Short exercise:
All entries must be repeated exactly; do not include the pictures.

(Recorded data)
* * *

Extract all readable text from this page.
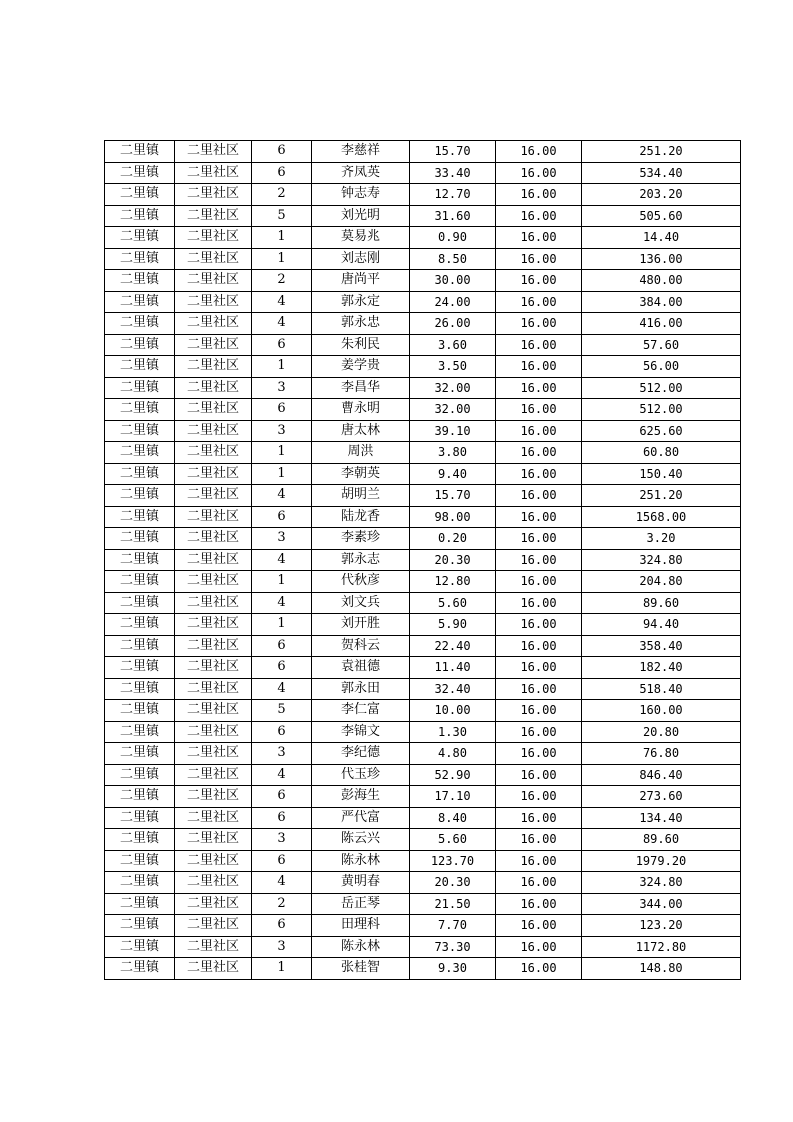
二里镇	二里社区	6	李慈祥	15.70	16.00	251.20
二里镇	二里社区	6	齐凤英	33.40	16.00	534.40
二里镇	二里社区	2	钟志寿	12.70	16.00	203.20
二里镇	二里社区	5	刘光明	31.60	16.00	505.60
二里镇	二里社区	1	莫易兆	0.90	16.00	14.40
二里镇	二里社区	1	刘志刚	8.50	16.00	136.00
二里镇	二里社区	2	唐尚平	30.00	16.00	480.00
二里镇	二里社区	4	郭永定	24.00	16.00	384.00
二里镇	二里社区	4	郭永忠	26.00	16.00	416.00
二里镇	二里社区	6	朱利民	3.60	16.00	57.60
二里镇	二里社区	1	姜学贵	3.50	16.00	56.00
二里镇	二里社区	3	李昌华	32.00	16.00	512.00
二里镇	二里社区	6	曹永明	32.00	16.00	512.00
二里镇	二里社区	3	唐太林	39.10	16.00	625.60
二里镇	二里社区	1	周洪	3.80	16.00	60.80
二里镇	二里社区	1	李朝英	9.40	16.00	150.40
二里镇	二里社区	4	胡明兰	15.70	16.00	251.20
二里镇	二里社区	6	陆龙香	98.00	16.00	1568.00
二里镇	二里社区	3	李素珍	0.20	16.00	3.20
二里镇	二里社区	4	郭永志	20.30	16.00	324.80
二里镇	二里社区	1	代秋彦	12.80	16.00	204.80
二里镇	二里社区	4	刘文兵	5.60	16.00	89.60
二里镇	二里社区	1	刘开胜	5.90	16.00	94.40
二里镇	二里社区	6	贺科云	22.40	16.00	358.40
二里镇	二里社区	6	袁祖德	11.40	16.00	182.40
二里镇	二里社区	4	郭永田	32.40	16.00	518.40
二里镇	二里社区	5	李仁富	10.00	16.00	160.00
二里镇	二里社区	6	李锦文	1.30	16.00	20.80
二里镇	二里社区	3	李纪德	4.80	16.00	76.80
二里镇	二里社区	4	代玉珍	52.90	16.00	846.40
二里镇	二里社区	6	彭海生	17.10	16.00	273.60
二里镇	二里社区	6	严代富	8.40	16.00	134.40
二里镇	二里社区	3	陈云兴	5.60	16.00	89.60
二里镇	二里社区	6	陈永林	123.70	16.00	1979.20
二里镇	二里社区	4	黄明春	20.30	16.00	324.80
二里镇	二里社区	2	岳正琴	21.50	16.00	344.00
二里镇	二里社区	6	田理科	7.70	16.00	123.20
二里镇	二里社区	3	陈永林	73.30	16.00	1172.80
二里镇	二里社区	1	张桂智	9.30	16.00	148.80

* * *

The result:
Extract all readable text from this page.
二里镇	二里社区	6	李慈祥	15.70	16.00	251.20
二里镇	二里社区	6	齐凤英	33.40	16.00	534.40
二里镇	二里社区	2	钟志寿	12.70	16.00	203.20
二里镇	二里社区	5	刘光明	31.60	16.00	505.60
二里镇	二里社区	1	莫易兆	0.90	16.00	14.40
二里镇	二里社区	1	刘志刚	8.50	16.00	136.00
二里镇	二里社区	2	唐尚平	30.00	16.00	480.00
二里镇	二里社区	4	郭永定	24.00	16.00	384.00
二里镇	二里社区	4	郭永忠	26.00	16.00	416.00
二里镇	二里社区	6	朱利民	3.60	16.00	57.60
二里镇	二里社区	1	姜学贵	3.50	16.00	56.00
二里镇	二里社区	3	李昌华	32.00	16.00	512.00
二里镇	二里社区	6	曹永明	32.00	16.00	512.00
二里镇	二里社区	3	唐太林	39.10	16.00	625.60
二里镇	二里社区	1	周洪	3.80	16.00	60.80
二里镇	二里社区	1	李朝英	9.40	16.00	150.40
二里镇	二里社区	4	胡明兰	15.70	16.00	251.20
二里镇	二里社区	6	陆龙香	98.00	16.00	1568.00
二里镇	二里社区	3	李素珍	0.20	16.00	3.20
二里镇	二里社区	4	郭永志	20.30	16.00	324.80
二里镇	二里社区	1	代秋彦	12.80	16.00	204.80
二里镇	二里社区	4	刘文兵	5.60	16.00	89.60
二里镇	二里社区	1	刘开胜	5.90	16.00	94.40
二里镇	二里社区	6	贺科云	22.40	16.00	358.40
二里镇	二里社区	6	袁祖德	11.40	16.00	182.40
二里镇	二里社区	4	郭永田	32.40	16.00	518.40
二里镇	二里社区	5	李仁富	10.00	16.00	160.00
二里镇	二里社区	6	李锦文	1.30	16.00	20.80
二里镇	二里社区	3	李纪德	4.80	16.00	76.80
二里镇	二里社区	4	代玉珍	52.90	16.00	846.40
二里镇	二里社区	6	彭海生	17.10	16.00	273.60
二里镇	二里社区	6	严代富	8.40	16.00	134.40
二里镇	二里社区	3	陈云兴	5.60	16.00	89.60
二里镇	二里社区	6	陈永林	123.70	16.00	1979.20
二里镇	二里社区	4	黄明春	20.30	16.00	324.80
二里镇	二里社区	2	岳正琴	21.50	16.00	344.00
二里镇	二里社区	6	田理科	7.70	16.00	123.20
二里镇	二里社区	3	陈永林	73.30	16.00	1172.80
二里镇	二里社区	1	张桂智	9.30	16.00	148.80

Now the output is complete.